WHAT THE TASK REQUIRES: What you print should match the entries exactly, only without the pictures.

DATA TO USE:
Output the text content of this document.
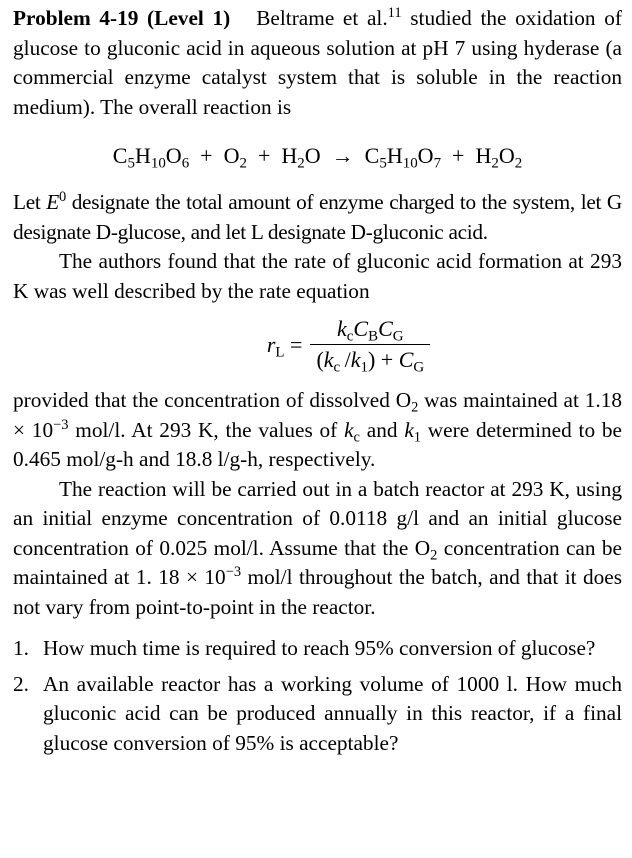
Problem 4-19 (Level 1) Beltrame et al.$^{11}$ studied the oxidation of glucose to gluconic acid in aqueous solution at pH 7 using hyderase (a commercial enzyme catalyst system that is soluble in the reaction medium). The overall reaction is

$C_5H_{10}O_6 + O_2 + H_2O \to C_5H_{10}O_7 + H_2O_2$

Let $E^0$ designate the total amount of enzyme charged to the system, let G designate D-glucose, and let L designate D-gluconic acid.

The authors found that the rate of gluconic acid formation at 293 K was well described by the rate equation

$r_L = \frac{k_cC_BC_G}{(k_c /k_1) + C_G}$

provided that the concentration of dissolved $O_2$ was maintained at $1.18 \times 10^{-3}$ mol/l. At 293 K, the values of $k_c$ and $k_1$ were determined to be 0.465 mol/g-h and 18.8 l/g-h, respectively.

The reaction will be carried out in a batch reactor at 293 K, using an initial enzyme concentration of 0.0118 g/l and an initial glucose concentration of 0.025 mol/l. Assume that the $O_2$ concentration can be maintained at 1. $18 \times 10^{-3}$ mol/l throughout the batch, and that it does not vary from point-to-point in the reactor.

1. How much time is required to reach 95% conversion of glucose?
2. An available reactor has a working volume of 1000 l. How much gluconic acid can be produced annually in this reactor, if a final glucose conversion of 95% is acceptable?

SOLUTION FOR THIS TASK:
Output the text content of this document.
Problem 4-19 (Level 1) Beltrame et al.$^{11}$ studied the oxidation of glucose to gluconic acid in aqueous solution at pH 7 using hyderase (a commercial enzyme catalyst system that is soluble in the reaction medium). The overall reaction is

$C_5H_{10}O_6 + O_2 + H_2O \to C_5H_{10}O_7 + H_2O_2$

Let $E^0$ designate the total amount of enzyme charged to the system, let G designate D-glucose, and let L designate D-gluconic acid.

The authors found that the rate of gluconic acid formation at 293 K was well described by the rate equation

$r_L = \frac{k_cC_BC_G}{(k_c /k_1) + C_G}$

provided that the concentration of dissolved $O_2$ was maintained at $1.18 \times 10^{-3}$ mol/l. At 293 K, the values of $k_c$ and $k_1$ were determined to be 0.465 mol/g-h and 18.8 l/g-h, respectively.

The reaction will be carried out in a batch reactor at 293 K, using an initial enzyme concentration of 0.0118 g/l and an initial glucose concentration of 0.025 mol/l. Assume that the $O_2$ concentration can be maintained at 1. $18 \times 10^{-3}$ mol/l throughout the batch, and that it does not vary from point-to-point in the reactor.

1. How much time is required to reach 95% conversion of glucose?
2. An available reactor has a working volume of 1000 l. How much gluconic acid can be produced annually in this reactor, if a final glucose conversion of 95% is acceptable?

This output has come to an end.